◆ EXERCISE GOAL
Search the listing below for the string "label" and copy every line where it occurs.

◆ INFORMATION SUPPLIED
:::

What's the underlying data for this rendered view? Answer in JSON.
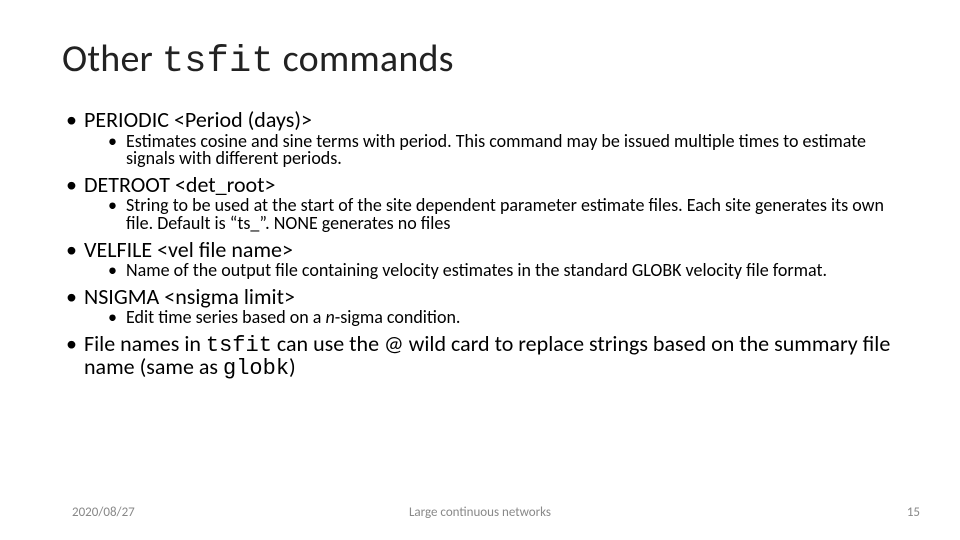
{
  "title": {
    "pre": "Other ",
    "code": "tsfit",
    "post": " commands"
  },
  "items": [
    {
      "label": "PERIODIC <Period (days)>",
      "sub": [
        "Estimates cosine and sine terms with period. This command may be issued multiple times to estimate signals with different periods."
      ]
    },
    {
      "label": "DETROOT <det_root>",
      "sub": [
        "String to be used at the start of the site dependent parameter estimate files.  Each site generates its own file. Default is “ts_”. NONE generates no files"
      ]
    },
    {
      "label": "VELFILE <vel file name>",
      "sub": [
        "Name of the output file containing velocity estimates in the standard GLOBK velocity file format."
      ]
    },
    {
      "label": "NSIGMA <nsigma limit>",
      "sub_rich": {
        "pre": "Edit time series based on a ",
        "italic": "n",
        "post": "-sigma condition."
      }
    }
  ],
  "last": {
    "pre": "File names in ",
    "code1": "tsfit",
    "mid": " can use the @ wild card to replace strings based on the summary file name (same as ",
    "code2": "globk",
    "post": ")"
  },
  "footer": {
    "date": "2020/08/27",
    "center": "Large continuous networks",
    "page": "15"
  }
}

:::

◆ RESULT
      "label": "PERIODIC <Period (days)>",
      "label": "DETROOT <det_root>",
      "label": "VELFILE <vel file name>",
      "label": "NSIGMA <nsigma limit>",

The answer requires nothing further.